▶ _WORK REQUIRED_
Your task is to copy every line of the records below that contains "空格所在处是".

▶ _INFORMATION GIVEN_
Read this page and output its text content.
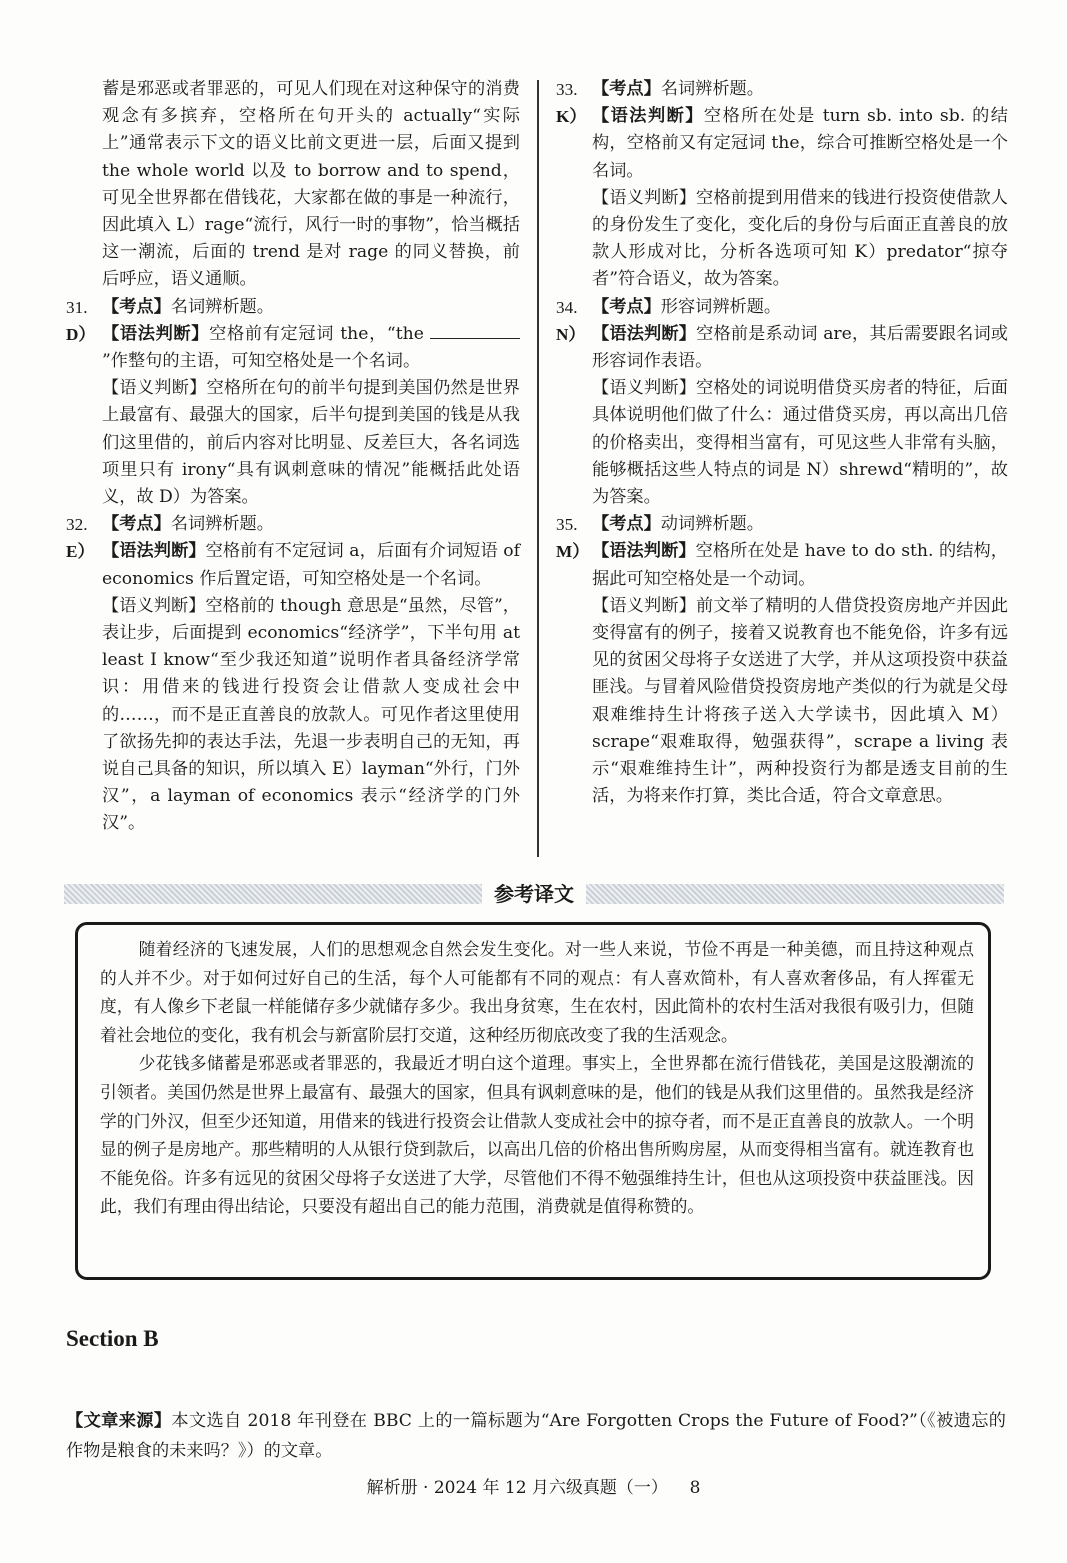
蓄是邪恶或者罪恶的，可见人们现在对这种保守的消费观念有多摈弃，空格所在句开头的 actually“实际上”通常表示下文的语义比前文更进一层，后面又提到 the whole world 以及 to borrow and to spend，可见全世界都在借钱花，大家都在做的事是一种流行，因此填入 L）rage“流行，风行一时的事物”，恰当概括这一潮流，后面的 trend 是对 rage 的同义替换，前后呼应，语义通顺。
31. 【考点】名词辨析题。
D） 【语法判断】空格前有定冠词 the，“the ”作整句的主语，可知空格处是一个名词。
【语义判断】空格所在句的前半句提到美国仍然是世界上最富有、最强大的国家，后半句提到美国的钱是从我们这里借的，前后内容对比明显、反差巨大，各名词选项里只有 irony“具有讽刺意味的情况”能概括此处语义，故 D）为答案。
32. 【考点】名词辨析题。
E） 【语法判断】空格前有不定冠词 a，后面有介词短语 of economics 作后置定语，可知空格处是一个名词。
【语义判断】空格前的 though 意思是“虽然，尽管”，表让步，后面提到 economics“经济学”，下半句用 at least I know“至少我还知道”说明作者具备经济学常识：用借来的钱进行投资会让借款人变成社会中的……，而不是正直善良的放款人。可见作者这里使用了欲扬先抑的表达手法，先退一步表明自己的无知，再说自己具备的知识，所以填入 E）layman“外行，门外汉”，a layman of economics 表示“经济学的门外汉”。
33. 【考点】名词辨析题。
K） 【语法判断】空格所在处是 turn sb. into sb. 的结构，空格前又有定冠词 the，综合可推断空格处是一个名词。
【语义判断】空格前提到用借来的钱进行投资使借款人的身份发生了变化，变化后的身份与后面正直善良的放款人形成对比，分析各选项可知 K）predator“掠夺者”符合语义，故为答案。
34. 【考点】形容词辨析题。
N） 【语法判断】空格前是系动词 are，其后需要跟名词或形容词作表语。
【语义判断】空格处的词说明借贷买房者的特征，后面具体说明他们做了什么：通过借贷买房，再以高出几倍的价格卖出，变得相当富有，可见这些人非常有头脑，能够概括这些人特点的词是 N）shrewd“精明的”，故为答案。
35. 【考点】动词辨析题。
M） 【语法判断】空格所在处是 have to do sth. 的结构，据此可知空格处是一个动词。
【语义判断】前文举了精明的人借贷投资房地产并因此变得富有的例子，接着又说教育也不能免俗，许多有远见的贫困父母将子女送进了大学，并从这项投资中获益匪浅。与冒着风险借贷投资房地产类似的行为就是父母艰难维持生计将孩子送入大学读书，因此填入 M）scrape“艰难取得，勉强获得”，scrape a living 表示“艰难维持生计”，两种投资行为都是透支目前的生活，为将来作打算，类比合适，符合文章意思。
参考译文

随着经济的飞速发展，人们的思想观念自然会发生变化。对一些人来说，节俭不再是一种美德，而且持这种观点的人并不少。对于如何过好自己的生活，每个人可能都有不同的观点：有人喜欢简朴，有人喜欢奢侈品，有人挥霍无度，有人像乡下老鼠一样能储存多少就储存多少。我出身贫寒，生在农村，因此简朴的农村生活对我很有吸引力，但随着社会地位的变化，我有机会与新富阶层打交道，这种经历彻底改变了我的生活观念。

少花钱多储蓄是邪恶或者罪恶的，我最近才明白这个道理。事实上，全世界都在流行借钱花，美国是这股潮流的引领者。美国仍然是世界上最富有、最强大的国家，但具有讽刺意味的是，他们的钱是从我们这里借的。虽然我是经济学的门外汉，但至少还知道，用借来的钱进行投资会让借款人变成社会中的掠夺者，而不是正直善良的放款人。一个明显的例子是房地产。那些精明的人从银行贷到款后，以高出几倍的价格出售所购房屋，从而变得相当富有。就连教育也不能免俗。许多有远见的贫困父母将子女送进了大学，尽管他们不得不勉强维持生计，但也从这项投资中获益匪浅。因此，我们有理由得出结论，只要没有超出自己的能力范围，消费就是值得称赞的。

Section B
【文章来源】本文选自 2018 年刊登在 BBC 上的一篇标题为“Are Forgotten Crops the Future of Food?”（《被遗忘的作物是粮食的未来吗？》）的文章。
解析册 · 2024 年 12 月六级真题（一） 8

▶ _COMPLETED EXERCISE_
K） 【语法判断】空格所在处是 turn sb. into sb. 的结构，空格前又有定冠词 the，综合可推断空格处是一个名词。
M） 【语法判断】空格所在处是 have to do sth. 的结构，据此可知空格处是一个动词。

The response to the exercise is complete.